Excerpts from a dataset
_ _ _ _
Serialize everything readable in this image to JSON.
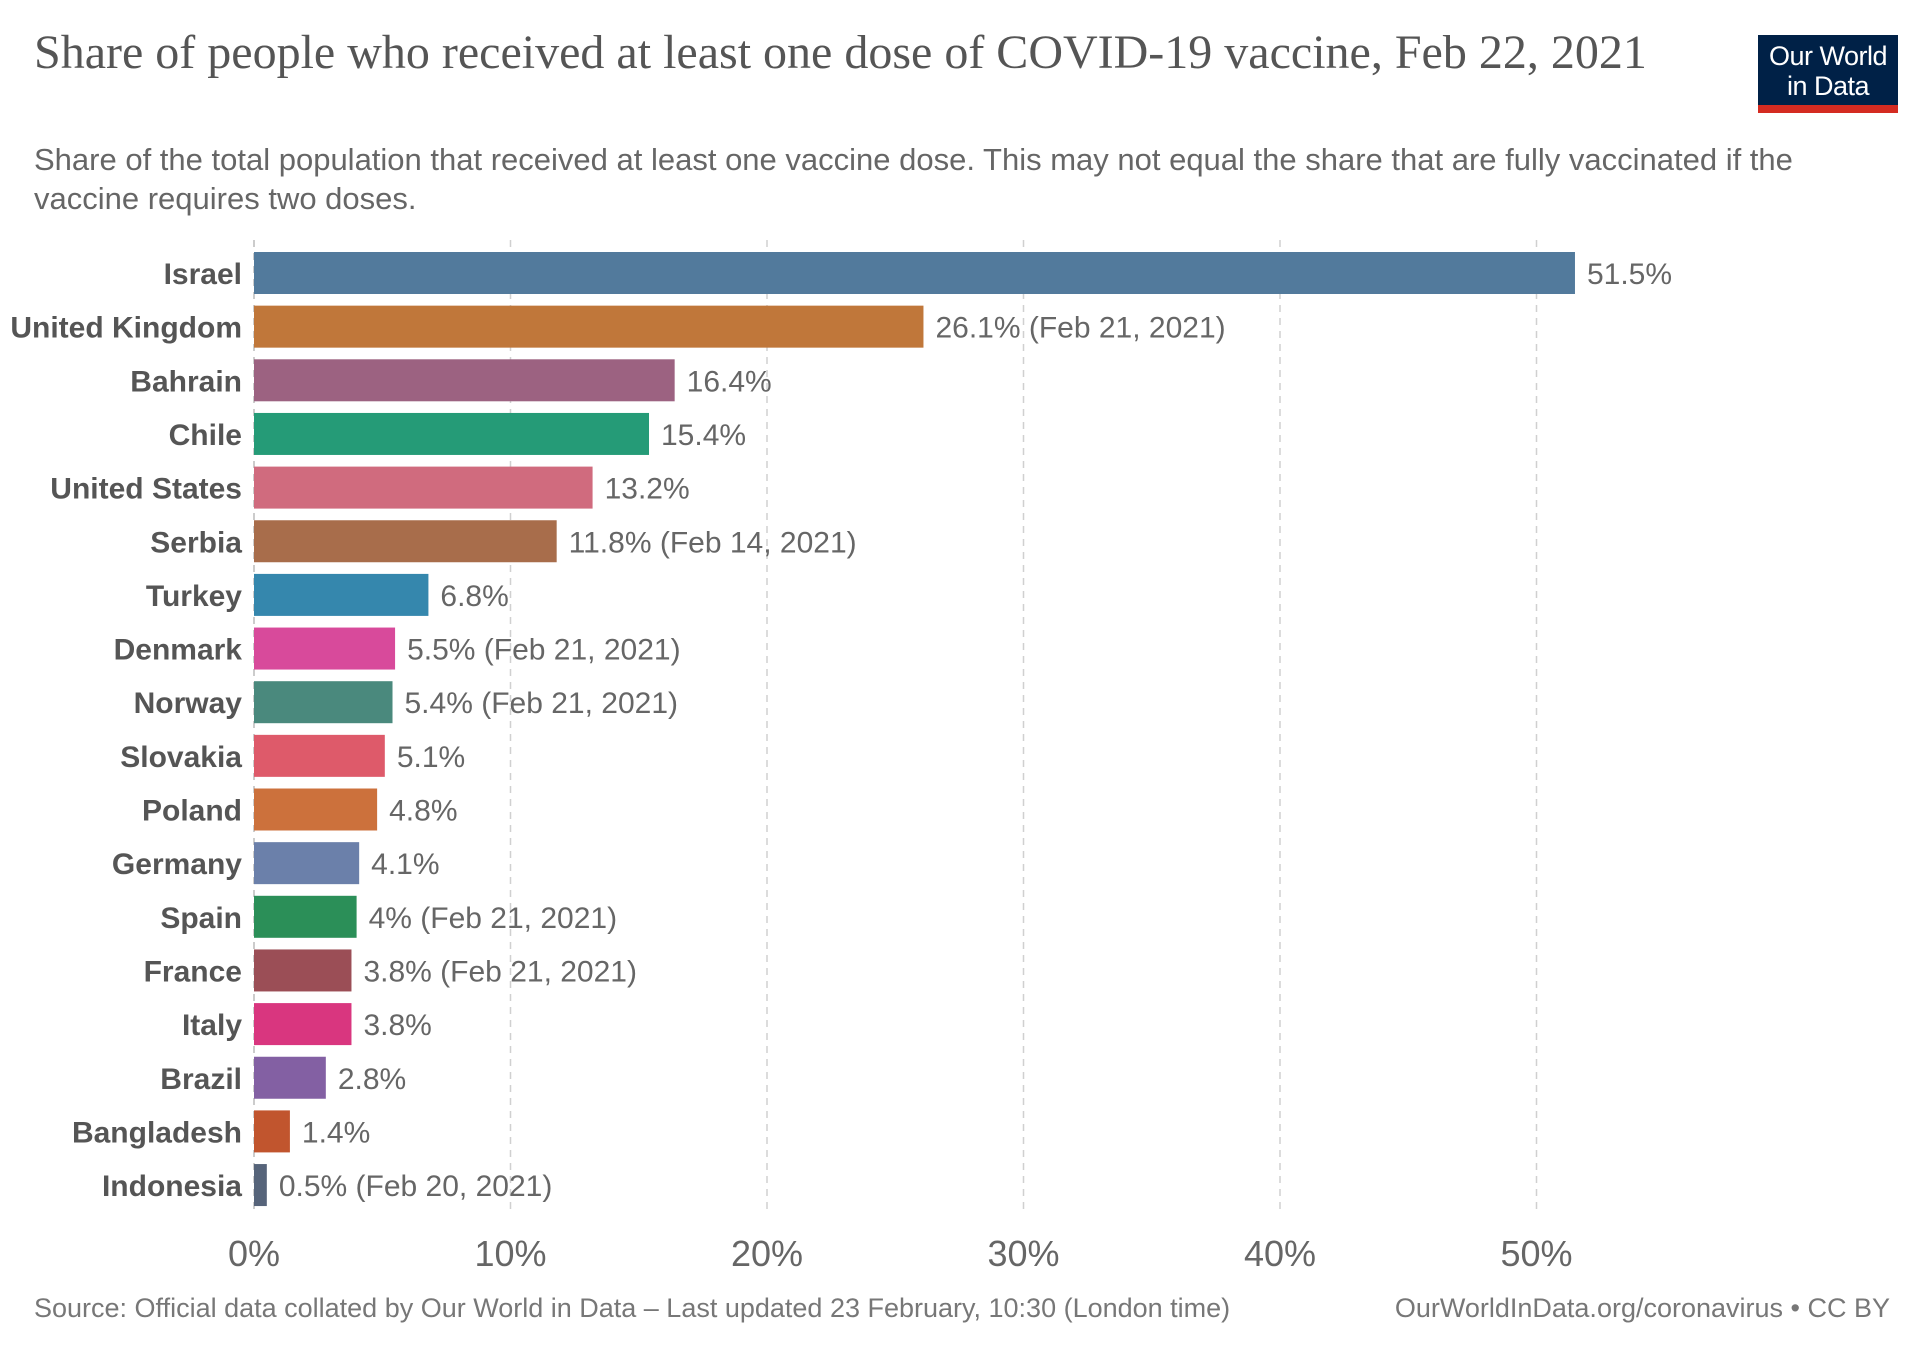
{
  "title": "Share of people who received at least one dose of COVID-19 vaccine, Feb 22, 2021",
  "subtitle": "Share of the total population that received at least one vaccine dose. This may not equal the share that are fully vaccinated if the vaccine requires two doses.",
  "logo": {
    "line1": "Our World",
    "line2": "in Data"
  },
  "footer": {
    "source": "Source: Official data collated by Our World in Data – Last updated 23 February, 10:30 (London time)",
    "link": "OurWorldInData.org/coronavirus • CC BY"
  },
  "chart_data": {
    "type": "bar",
    "orientation": "horizontal",
    "xlim": [
      0,
      55
    ],
    "grid": "vertical dashed",
    "x_ticks": [
      "0%",
      "10%",
      "20%",
      "30%",
      "40%",
      "50%"
    ],
    "x_tick_values": [
      0,
      10,
      20,
      30,
      40,
      50
    ],
    "categories": [
      "Israel",
      "United Kingdom",
      "Bahrain",
      "Chile",
      "United States",
      "Serbia",
      "Turkey",
      "Denmark",
      "Norway",
      "Slovakia",
      "Poland",
      "Germany",
      "Spain",
      "France",
      "Italy",
      "Brazil",
      "Bangladesh",
      "Indonesia"
    ],
    "values": [
      51.5,
      26.1,
      16.4,
      15.4,
      13.2,
      11.8,
      6.8,
      5.5,
      5.4,
      5.1,
      4.8,
      4.1,
      4.0,
      3.8,
      3.8,
      2.8,
      1.4,
      0.5
    ],
    "labels": [
      "51.5%",
      "26.1% (Feb 21, 2021)",
      "16.4%",
      "15.4%",
      "13.2%",
      "11.8% (Feb 14, 2021)",
      "6.8%",
      "5.5% (Feb 21, 2021)",
      "5.4% (Feb 21, 2021)",
      "5.1%",
      "4.8%",
      "4.1%",
      "4% (Feb 21, 2021)",
      "3.8% (Feb 21, 2021)",
      "3.8%",
      "2.8%",
      "1.4%",
      "0.5% (Feb 20, 2021)"
    ],
    "colors": [
      "#527a9c",
      "#c0773a",
      "#9c6281",
      "#259b77",
      "#d06b7e",
      "#a86d4b",
      "#3587ad",
      "#d84a9b",
      "#4a897d",
      "#de5a6a",
      "#cc713c",
      "#6b80aa",
      "#2b8f58",
      "#9b4e56",
      "#d9367f",
      "#8360a3",
      "#c1552e",
      "#56647a"
    ]
  }
}
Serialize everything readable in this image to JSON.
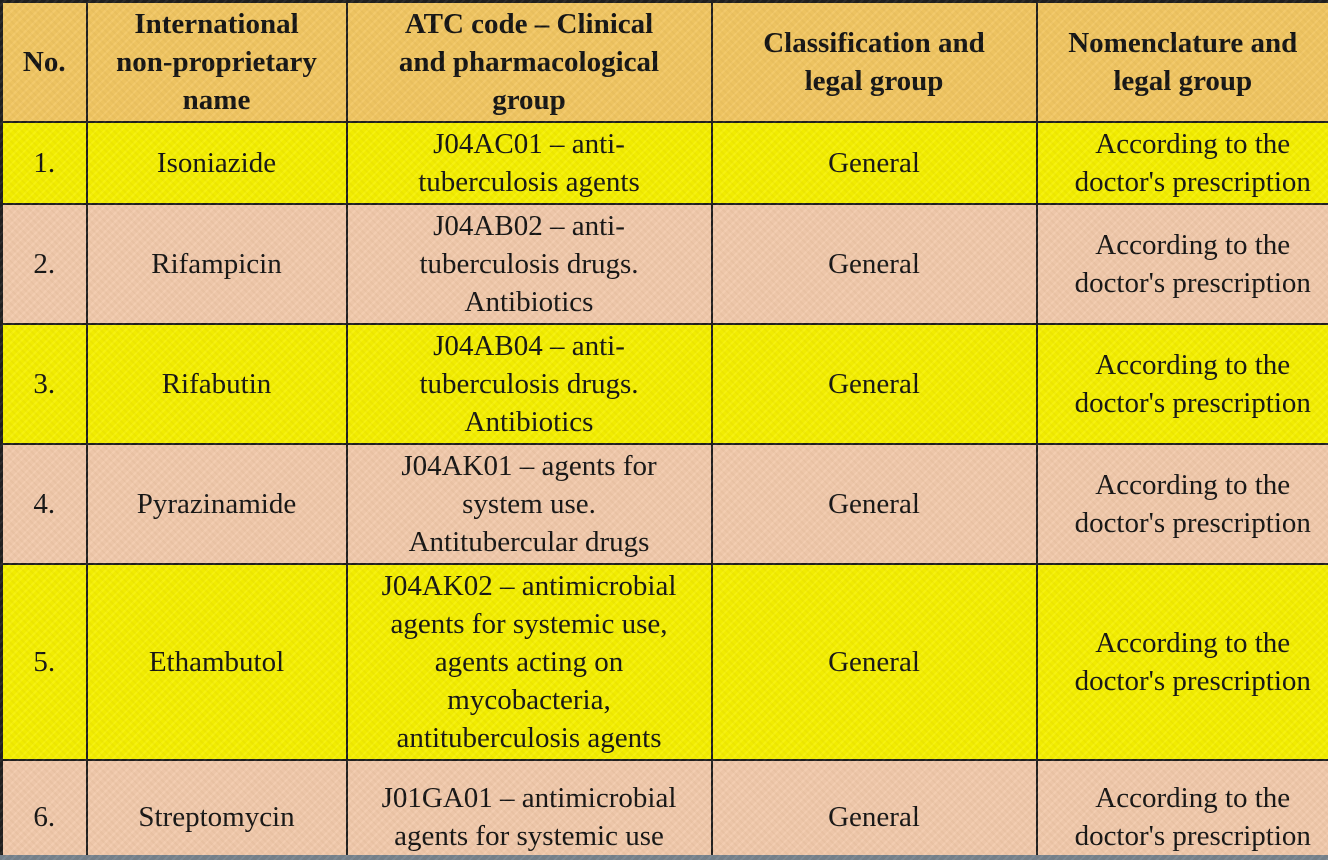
_ _ _ _
▸ TASK GOAL
Please report every line of the records above that contains the word "dose".

▸ ANSWER SECTION
  "title": "Share of people who received at least one dose of COVID-19 vaccine, Feb 22, 2021",
  "subtitle": "Share of the total population that received at least one vaccine dose. This may not equal the share that are fully vaccinated if the vaccine requires two doses.",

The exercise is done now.